▸ **PROBLEM REQUIREMENTS**
Set down every entry again word for word, please, but skip the pictures.

▸ **RECORDS PROVIDED**
[START]

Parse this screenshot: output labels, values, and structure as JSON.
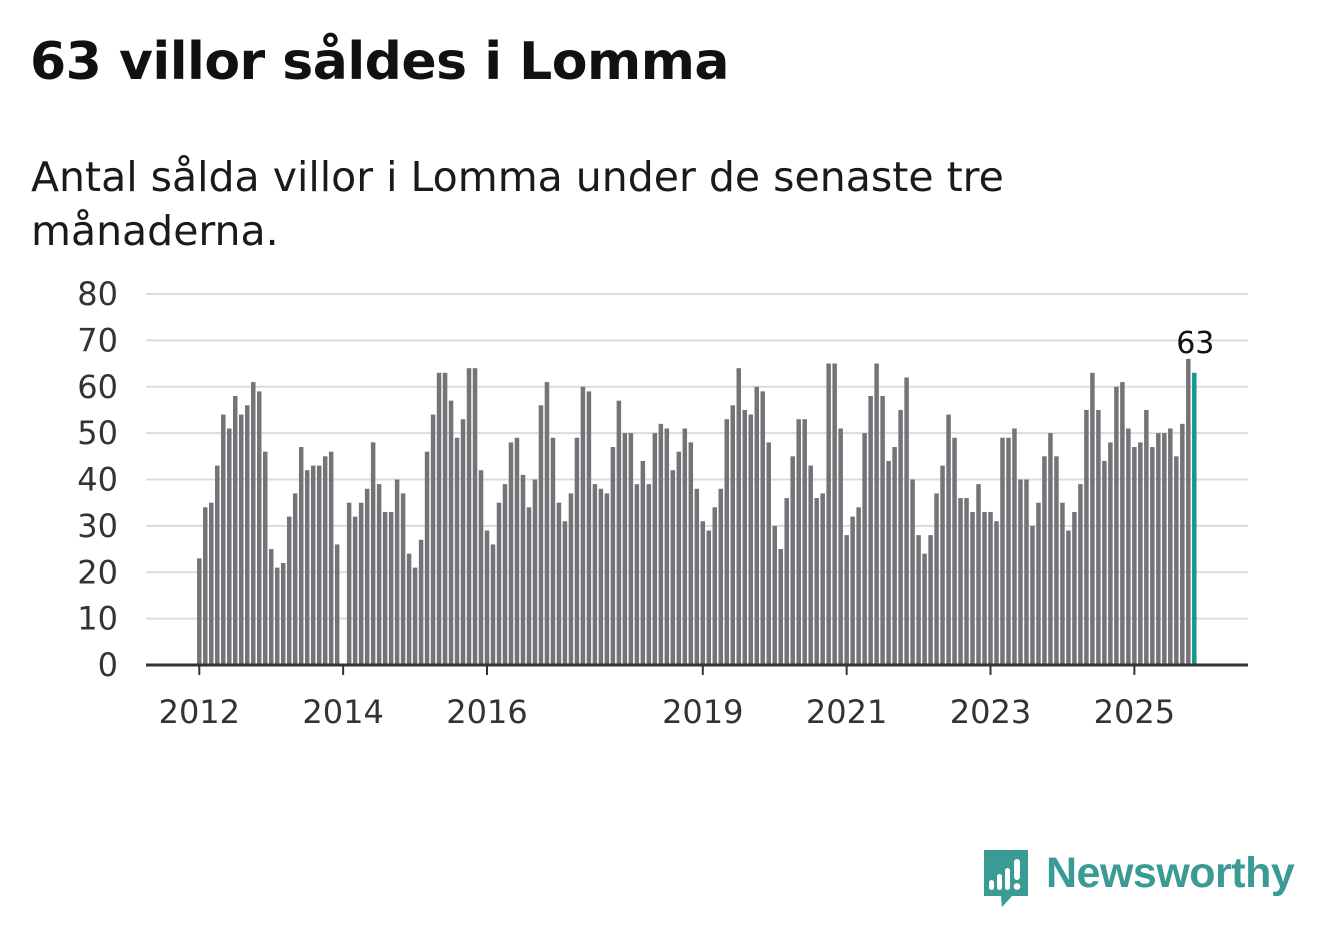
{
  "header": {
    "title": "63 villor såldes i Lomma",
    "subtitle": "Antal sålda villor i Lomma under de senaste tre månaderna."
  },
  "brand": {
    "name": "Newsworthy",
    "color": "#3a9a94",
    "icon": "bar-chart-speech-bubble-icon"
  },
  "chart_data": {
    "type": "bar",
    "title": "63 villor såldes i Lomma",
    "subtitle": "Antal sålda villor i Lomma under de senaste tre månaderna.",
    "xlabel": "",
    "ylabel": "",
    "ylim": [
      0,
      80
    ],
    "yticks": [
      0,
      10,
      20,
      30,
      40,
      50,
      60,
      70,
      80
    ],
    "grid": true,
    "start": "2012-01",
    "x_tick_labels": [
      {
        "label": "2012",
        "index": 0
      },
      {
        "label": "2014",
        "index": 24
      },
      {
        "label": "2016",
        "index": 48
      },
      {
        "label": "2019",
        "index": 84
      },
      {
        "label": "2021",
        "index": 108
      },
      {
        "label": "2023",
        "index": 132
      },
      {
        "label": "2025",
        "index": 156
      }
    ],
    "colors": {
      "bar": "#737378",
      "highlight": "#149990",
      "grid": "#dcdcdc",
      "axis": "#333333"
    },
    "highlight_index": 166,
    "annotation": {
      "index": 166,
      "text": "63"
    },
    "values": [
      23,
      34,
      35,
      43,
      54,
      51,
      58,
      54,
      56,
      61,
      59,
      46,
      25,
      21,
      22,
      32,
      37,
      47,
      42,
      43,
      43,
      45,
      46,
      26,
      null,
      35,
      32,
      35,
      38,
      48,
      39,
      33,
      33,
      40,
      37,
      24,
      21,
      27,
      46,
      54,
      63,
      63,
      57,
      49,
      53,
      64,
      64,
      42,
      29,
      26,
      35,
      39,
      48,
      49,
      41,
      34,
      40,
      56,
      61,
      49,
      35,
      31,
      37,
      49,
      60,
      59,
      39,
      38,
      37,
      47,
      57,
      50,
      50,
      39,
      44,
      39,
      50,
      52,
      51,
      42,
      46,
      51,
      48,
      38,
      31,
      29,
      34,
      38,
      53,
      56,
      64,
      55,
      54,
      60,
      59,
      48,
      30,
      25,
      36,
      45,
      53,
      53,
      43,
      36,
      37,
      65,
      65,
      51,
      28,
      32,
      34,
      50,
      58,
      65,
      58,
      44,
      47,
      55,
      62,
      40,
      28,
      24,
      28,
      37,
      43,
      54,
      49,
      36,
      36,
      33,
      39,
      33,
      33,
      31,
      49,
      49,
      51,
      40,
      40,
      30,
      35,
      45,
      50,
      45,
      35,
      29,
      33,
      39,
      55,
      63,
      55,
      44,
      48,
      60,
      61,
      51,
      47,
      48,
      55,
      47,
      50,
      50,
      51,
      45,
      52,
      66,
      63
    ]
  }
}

[END]

▸ **ANSWER TO THE EXERCISE**
Parse this screenshot: output labels, values, and structure as JSON.
{
  "header": {
    "title": "63 villor såldes i Lomma",
    "subtitle": "Antal sålda villor i Lomma under de senaste tre månaderna."
  },
  "brand": {
    "name": "Newsworthy",
    "color": "#3a9a94",
    "icon": "bar-chart-speech-bubble-icon"
  },
  "chart_data": {
    "type": "bar",
    "title": "63 villor såldes i Lomma",
    "subtitle": "Antal sålda villor i Lomma under de senaste tre månaderna.",
    "xlabel": "",
    "ylabel": "",
    "ylim": [
      0,
      80
    ],
    "yticks": [
      0,
      10,
      20,
      30,
      40,
      50,
      60,
      70,
      80
    ],
    "grid": true,
    "start": "2012-01",
    "x_tick_labels": [
      {
        "label": "2012",
        "index": 0
      },
      {
        "label": "2014",
        "index": 24
      },
      {
        "label": "2016",
        "index": 48
      },
      {
        "label": "2019",
        "index": 84
      },
      {
        "label": "2021",
        "index": 108
      },
      {
        "label": "2023",
        "index": 132
      },
      {
        "label": "2025",
        "index": 156
      }
    ],
    "colors": {
      "bar": "#737378",
      "highlight": "#149990",
      "grid": "#dcdcdc",
      "axis": "#333333"
    },
    "highlight_index": 166,
    "annotation": {
      "index": 166,
      "text": "63"
    },
    "values": [
      23,
      34,
      35,
      43,
      54,
      51,
      58,
      54,
      56,
      61,
      59,
      46,
      25,
      21,
      22,
      32,
      37,
      47,
      42,
      43,
      43,
      45,
      46,
      26,
      null,
      35,
      32,
      35,
      38,
      48,
      39,
      33,
      33,
      40,
      37,
      24,
      21,
      27,
      46,
      54,
      63,
      63,
      57,
      49,
      53,
      64,
      64,
      42,
      29,
      26,
      35,
      39,
      48,
      49,
      41,
      34,
      40,
      56,
      61,
      49,
      35,
      31,
      37,
      49,
      60,
      59,
      39,
      38,
      37,
      47,
      57,
      50,
      50,
      39,
      44,
      39,
      50,
      52,
      51,
      42,
      46,
      51,
      48,
      38,
      31,
      29,
      34,
      38,
      53,
      56,
      64,
      55,
      54,
      60,
      59,
      48,
      30,
      25,
      36,
      45,
      53,
      53,
      43,
      36,
      37,
      65,
      65,
      51,
      28,
      32,
      34,
      50,
      58,
      65,
      58,
      44,
      47,
      55,
      62,
      40,
      28,
      24,
      28,
      37,
      43,
      54,
      49,
      36,
      36,
      33,
      39,
      33,
      33,
      31,
      49,
      49,
      51,
      40,
      40,
      30,
      35,
      45,
      50,
      45,
      35,
      29,
      33,
      39,
      55,
      63,
      55,
      44,
      48,
      60,
      61,
      51,
      47,
      48,
      55,
      47,
      50,
      50,
      51,
      45,
      52,
      66,
      63
    ]
  }
}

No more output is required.